* **To be done**: Find every line of the listing below where "organització" appears, and copy it.

+---+

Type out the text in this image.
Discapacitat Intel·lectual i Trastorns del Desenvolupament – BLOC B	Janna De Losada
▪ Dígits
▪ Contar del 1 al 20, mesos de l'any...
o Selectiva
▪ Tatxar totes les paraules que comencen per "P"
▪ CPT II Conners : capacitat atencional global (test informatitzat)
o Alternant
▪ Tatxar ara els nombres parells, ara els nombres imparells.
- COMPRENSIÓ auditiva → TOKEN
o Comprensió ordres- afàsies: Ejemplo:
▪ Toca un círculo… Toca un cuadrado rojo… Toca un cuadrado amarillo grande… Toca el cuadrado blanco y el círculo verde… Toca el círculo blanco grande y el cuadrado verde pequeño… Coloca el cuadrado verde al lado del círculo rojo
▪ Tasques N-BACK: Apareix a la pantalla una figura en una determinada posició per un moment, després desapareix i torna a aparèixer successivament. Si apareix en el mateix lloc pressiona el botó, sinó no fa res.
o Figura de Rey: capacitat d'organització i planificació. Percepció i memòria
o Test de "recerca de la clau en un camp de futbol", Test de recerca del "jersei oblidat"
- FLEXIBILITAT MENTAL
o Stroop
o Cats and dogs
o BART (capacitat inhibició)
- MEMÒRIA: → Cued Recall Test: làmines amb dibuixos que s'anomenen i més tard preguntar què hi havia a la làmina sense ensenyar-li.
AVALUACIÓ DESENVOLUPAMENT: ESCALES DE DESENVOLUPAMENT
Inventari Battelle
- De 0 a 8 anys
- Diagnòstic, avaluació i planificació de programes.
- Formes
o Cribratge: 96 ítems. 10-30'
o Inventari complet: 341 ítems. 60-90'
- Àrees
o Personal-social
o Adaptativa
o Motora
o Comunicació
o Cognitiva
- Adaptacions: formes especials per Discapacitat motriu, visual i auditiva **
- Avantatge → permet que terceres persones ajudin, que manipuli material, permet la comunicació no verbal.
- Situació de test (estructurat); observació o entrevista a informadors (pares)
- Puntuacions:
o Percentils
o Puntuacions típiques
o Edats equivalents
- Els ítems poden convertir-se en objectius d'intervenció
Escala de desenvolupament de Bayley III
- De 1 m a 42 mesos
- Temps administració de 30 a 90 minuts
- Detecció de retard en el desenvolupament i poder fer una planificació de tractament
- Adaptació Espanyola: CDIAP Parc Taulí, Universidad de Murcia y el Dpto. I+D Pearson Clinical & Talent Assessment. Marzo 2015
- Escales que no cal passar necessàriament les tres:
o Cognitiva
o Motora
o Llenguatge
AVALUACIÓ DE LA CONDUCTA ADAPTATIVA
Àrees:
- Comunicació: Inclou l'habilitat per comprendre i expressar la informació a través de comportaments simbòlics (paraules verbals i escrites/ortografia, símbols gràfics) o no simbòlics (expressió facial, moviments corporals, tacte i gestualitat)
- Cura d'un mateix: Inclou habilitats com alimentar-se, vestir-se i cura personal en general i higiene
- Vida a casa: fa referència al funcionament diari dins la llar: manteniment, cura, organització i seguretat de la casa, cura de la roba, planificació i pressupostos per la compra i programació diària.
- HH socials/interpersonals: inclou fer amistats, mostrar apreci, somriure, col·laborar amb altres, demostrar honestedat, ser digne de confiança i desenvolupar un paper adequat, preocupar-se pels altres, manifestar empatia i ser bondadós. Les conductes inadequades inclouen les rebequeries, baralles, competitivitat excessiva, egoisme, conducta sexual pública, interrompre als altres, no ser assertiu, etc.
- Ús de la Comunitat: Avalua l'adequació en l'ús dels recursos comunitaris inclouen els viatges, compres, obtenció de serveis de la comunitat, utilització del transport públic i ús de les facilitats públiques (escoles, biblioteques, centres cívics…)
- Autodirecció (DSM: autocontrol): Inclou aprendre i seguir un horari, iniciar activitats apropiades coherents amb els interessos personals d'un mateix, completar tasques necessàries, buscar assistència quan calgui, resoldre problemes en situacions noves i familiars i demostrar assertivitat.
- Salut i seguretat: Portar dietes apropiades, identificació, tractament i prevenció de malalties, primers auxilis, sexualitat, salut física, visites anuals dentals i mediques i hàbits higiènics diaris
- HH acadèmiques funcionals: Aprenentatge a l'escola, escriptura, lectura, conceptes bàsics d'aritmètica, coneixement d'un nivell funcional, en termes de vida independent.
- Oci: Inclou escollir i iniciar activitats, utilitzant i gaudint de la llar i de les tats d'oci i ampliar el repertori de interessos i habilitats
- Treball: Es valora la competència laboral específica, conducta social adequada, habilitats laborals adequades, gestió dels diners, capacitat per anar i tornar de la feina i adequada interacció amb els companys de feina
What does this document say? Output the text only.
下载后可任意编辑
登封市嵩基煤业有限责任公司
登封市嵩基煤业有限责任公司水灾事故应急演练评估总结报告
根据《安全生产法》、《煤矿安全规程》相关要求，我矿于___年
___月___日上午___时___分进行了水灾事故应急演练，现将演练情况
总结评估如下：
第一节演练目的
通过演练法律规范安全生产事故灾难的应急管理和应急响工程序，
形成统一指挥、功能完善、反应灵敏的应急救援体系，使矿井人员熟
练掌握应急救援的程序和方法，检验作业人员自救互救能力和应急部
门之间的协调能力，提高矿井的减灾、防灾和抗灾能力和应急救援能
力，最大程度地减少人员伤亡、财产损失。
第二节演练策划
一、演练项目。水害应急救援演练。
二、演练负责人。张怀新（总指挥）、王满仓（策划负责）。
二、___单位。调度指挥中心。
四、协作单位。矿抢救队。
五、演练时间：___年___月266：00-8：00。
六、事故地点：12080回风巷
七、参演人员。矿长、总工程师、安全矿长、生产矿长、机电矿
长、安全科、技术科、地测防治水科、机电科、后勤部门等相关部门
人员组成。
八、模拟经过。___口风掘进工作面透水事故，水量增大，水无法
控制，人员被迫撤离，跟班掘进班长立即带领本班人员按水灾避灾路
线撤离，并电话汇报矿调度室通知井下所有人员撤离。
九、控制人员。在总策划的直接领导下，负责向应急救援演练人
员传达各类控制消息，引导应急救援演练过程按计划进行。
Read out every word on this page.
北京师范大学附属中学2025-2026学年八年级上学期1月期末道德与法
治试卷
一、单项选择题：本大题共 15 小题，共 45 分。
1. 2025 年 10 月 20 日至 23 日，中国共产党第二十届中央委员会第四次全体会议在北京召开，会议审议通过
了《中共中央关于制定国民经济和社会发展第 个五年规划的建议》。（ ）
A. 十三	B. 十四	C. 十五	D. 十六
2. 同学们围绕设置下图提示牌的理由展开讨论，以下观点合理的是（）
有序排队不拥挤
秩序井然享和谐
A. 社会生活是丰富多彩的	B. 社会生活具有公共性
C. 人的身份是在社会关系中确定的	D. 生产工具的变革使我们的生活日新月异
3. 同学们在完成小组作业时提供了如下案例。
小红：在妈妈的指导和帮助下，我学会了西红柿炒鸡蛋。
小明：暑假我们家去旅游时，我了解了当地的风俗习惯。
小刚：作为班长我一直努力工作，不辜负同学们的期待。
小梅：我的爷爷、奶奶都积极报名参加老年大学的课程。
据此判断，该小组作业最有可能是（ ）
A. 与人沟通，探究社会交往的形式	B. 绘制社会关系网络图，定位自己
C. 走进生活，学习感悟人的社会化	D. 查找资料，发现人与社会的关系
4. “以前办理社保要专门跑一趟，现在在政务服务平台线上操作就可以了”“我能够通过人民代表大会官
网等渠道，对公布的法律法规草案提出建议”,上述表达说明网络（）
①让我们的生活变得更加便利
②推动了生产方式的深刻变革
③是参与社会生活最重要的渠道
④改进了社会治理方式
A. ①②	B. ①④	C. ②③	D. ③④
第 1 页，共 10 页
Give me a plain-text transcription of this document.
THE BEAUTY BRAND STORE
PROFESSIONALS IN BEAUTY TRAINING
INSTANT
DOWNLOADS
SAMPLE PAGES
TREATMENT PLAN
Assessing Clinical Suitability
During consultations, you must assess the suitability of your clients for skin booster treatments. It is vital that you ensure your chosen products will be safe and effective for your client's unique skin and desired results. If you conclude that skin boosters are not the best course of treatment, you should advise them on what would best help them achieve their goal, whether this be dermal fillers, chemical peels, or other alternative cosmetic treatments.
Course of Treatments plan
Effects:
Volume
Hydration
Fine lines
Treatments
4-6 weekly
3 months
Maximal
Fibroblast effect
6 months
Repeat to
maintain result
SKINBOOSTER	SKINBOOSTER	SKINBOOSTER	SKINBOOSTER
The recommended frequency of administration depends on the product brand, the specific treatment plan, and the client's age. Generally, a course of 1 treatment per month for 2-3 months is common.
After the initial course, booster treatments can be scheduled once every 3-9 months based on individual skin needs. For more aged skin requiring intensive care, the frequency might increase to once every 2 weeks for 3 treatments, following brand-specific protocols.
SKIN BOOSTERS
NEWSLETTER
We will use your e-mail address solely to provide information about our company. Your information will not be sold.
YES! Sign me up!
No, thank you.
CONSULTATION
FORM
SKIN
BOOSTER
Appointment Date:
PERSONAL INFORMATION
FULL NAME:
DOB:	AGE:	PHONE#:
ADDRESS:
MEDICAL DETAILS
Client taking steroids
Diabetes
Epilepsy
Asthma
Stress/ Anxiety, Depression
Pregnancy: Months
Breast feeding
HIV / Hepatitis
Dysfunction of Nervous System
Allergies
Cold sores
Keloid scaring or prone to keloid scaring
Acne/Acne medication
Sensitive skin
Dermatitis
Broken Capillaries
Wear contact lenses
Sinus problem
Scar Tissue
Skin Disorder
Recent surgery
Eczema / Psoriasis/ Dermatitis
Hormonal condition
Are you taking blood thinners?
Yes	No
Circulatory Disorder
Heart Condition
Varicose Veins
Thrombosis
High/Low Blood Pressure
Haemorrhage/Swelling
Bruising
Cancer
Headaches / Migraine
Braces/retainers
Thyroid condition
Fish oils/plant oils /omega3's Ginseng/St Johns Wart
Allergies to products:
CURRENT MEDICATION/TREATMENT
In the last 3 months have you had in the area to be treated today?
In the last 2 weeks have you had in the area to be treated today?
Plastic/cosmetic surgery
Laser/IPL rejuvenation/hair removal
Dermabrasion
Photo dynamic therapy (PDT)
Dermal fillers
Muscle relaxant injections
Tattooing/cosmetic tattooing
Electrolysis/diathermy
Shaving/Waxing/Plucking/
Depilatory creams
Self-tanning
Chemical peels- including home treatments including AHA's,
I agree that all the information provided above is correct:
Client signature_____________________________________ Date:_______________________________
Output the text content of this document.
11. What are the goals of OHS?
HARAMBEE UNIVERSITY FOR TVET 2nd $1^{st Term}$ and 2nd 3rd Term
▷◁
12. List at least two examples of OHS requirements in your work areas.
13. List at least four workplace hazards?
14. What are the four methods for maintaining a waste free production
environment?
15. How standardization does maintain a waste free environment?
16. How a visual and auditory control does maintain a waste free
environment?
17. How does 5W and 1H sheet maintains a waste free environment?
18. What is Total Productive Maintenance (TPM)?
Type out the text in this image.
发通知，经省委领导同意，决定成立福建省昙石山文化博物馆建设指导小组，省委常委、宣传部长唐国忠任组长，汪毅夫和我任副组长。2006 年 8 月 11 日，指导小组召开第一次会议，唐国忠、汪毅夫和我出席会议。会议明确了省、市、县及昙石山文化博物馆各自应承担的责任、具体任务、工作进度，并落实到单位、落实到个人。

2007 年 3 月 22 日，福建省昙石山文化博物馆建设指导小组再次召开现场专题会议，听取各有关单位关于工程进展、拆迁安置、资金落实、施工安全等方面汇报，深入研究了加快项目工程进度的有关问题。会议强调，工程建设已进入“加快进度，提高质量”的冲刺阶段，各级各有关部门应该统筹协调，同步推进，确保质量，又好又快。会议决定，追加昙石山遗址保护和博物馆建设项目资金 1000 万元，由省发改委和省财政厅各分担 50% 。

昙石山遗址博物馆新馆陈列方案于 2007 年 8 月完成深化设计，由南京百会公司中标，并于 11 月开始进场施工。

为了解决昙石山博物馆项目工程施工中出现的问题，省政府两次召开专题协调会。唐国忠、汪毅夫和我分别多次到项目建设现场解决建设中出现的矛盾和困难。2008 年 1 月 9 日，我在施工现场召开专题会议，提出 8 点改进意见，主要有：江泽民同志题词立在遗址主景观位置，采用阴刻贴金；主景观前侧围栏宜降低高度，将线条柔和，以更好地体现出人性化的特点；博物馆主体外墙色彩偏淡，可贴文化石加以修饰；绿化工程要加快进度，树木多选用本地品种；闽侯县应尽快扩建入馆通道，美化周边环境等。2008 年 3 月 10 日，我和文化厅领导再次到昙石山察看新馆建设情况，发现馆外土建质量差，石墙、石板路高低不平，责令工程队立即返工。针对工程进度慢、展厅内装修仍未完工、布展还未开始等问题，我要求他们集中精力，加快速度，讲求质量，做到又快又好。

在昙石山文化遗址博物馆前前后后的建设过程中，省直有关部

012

+---+

* **Solution for this exercise**:
o Figura de Rey: capacitat d'organització i planificació. Percepció i memòria
- Vida a casa: fa referència al funcionament diari dins la llar: manteniment, cura, organització i seguretat de la casa, cura de la roba, planificació i pressupostos per la compra i programació diària.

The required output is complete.